Brief: Duplicate the entries verbatim, starting at the first line and ending with the line that contains "separator: · [97, 461, 103, 477]", both included.

[Stored entries]
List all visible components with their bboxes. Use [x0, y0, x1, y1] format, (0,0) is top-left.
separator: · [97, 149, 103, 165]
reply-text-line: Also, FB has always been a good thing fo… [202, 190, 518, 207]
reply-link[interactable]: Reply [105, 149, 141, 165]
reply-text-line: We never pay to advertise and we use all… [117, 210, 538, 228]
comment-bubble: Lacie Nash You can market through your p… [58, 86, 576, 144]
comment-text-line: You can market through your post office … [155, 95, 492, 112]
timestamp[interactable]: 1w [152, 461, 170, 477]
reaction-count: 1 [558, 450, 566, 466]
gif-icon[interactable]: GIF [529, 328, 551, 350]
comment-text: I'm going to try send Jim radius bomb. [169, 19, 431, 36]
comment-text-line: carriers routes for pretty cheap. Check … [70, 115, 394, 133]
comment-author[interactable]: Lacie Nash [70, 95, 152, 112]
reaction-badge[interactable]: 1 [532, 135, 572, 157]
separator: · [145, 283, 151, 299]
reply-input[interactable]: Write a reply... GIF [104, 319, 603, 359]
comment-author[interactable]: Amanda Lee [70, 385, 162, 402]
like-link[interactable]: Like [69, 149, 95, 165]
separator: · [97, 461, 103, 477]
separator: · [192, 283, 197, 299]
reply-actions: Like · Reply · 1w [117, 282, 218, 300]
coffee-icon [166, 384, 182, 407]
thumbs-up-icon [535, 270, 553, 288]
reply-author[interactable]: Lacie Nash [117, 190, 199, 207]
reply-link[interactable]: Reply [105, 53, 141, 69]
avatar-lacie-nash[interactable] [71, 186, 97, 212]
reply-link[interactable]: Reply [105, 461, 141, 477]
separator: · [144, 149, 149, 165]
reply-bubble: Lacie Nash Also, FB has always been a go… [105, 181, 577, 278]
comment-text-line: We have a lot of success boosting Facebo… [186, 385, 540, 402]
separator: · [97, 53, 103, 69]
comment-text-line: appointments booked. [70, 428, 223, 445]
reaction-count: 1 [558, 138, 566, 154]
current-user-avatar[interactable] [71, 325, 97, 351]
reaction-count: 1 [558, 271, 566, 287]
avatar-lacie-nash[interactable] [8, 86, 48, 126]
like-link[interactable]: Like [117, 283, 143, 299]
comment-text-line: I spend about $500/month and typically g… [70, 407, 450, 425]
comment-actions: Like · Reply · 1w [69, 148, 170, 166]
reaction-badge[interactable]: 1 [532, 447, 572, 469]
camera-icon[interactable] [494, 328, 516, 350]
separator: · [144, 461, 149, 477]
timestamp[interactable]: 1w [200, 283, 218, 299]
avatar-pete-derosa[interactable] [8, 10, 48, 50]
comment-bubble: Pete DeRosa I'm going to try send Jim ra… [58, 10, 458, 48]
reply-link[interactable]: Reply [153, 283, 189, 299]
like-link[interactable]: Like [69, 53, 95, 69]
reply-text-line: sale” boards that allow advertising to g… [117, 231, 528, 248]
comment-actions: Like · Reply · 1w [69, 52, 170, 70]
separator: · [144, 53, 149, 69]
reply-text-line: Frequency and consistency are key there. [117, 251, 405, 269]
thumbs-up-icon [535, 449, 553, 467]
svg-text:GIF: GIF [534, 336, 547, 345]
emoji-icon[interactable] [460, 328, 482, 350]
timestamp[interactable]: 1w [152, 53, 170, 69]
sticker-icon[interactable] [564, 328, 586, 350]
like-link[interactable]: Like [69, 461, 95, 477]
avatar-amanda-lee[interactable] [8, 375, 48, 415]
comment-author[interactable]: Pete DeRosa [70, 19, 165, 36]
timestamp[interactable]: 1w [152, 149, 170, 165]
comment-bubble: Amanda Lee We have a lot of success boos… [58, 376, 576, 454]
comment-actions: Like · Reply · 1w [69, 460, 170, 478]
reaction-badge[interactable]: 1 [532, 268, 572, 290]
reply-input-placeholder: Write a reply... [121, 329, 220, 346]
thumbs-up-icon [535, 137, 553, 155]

The answer:
List all visible components with their bboxes. Use [x0, y0, x1, y1] format, (0,0) is top-left.
separator: · [97, 149, 103, 165]
reply-text-line: Also, FB has always been a good thing fo… [202, 190, 518, 207]
reply-link[interactable]: Reply [105, 149, 141, 165]
reply-text-line: We never pay to advertise and we use all… [117, 210, 538, 228]
comment-bubble: Lacie Nash You can market through your p… [58, 86, 576, 144]
comment-text-line: You can market through your post office … [155, 95, 492, 112]
timestamp[interactable]: 1w [152, 461, 170, 477]
reaction-count: 1 [558, 450, 566, 466]
gif-icon[interactable]: GIF [529, 328, 551, 350]
comment-text: I'm going to try send Jim radius bomb. [169, 19, 431, 36]
comment-text-line: carriers routes for pretty cheap. Check … [70, 115, 394, 133]
comment-author[interactable]: Lacie Nash [70, 95, 152, 112]
reaction-badge[interactable]: 1 [532, 135, 572, 157]
separator: · [145, 283, 151, 299]
reply-input[interactable]: Write a reply... GIF [104, 319, 603, 359]
comment-author[interactable]: Amanda Lee [70, 385, 162, 402]
like-link[interactable]: Like [69, 149, 95, 165]
separator: · [97, 461, 103, 477]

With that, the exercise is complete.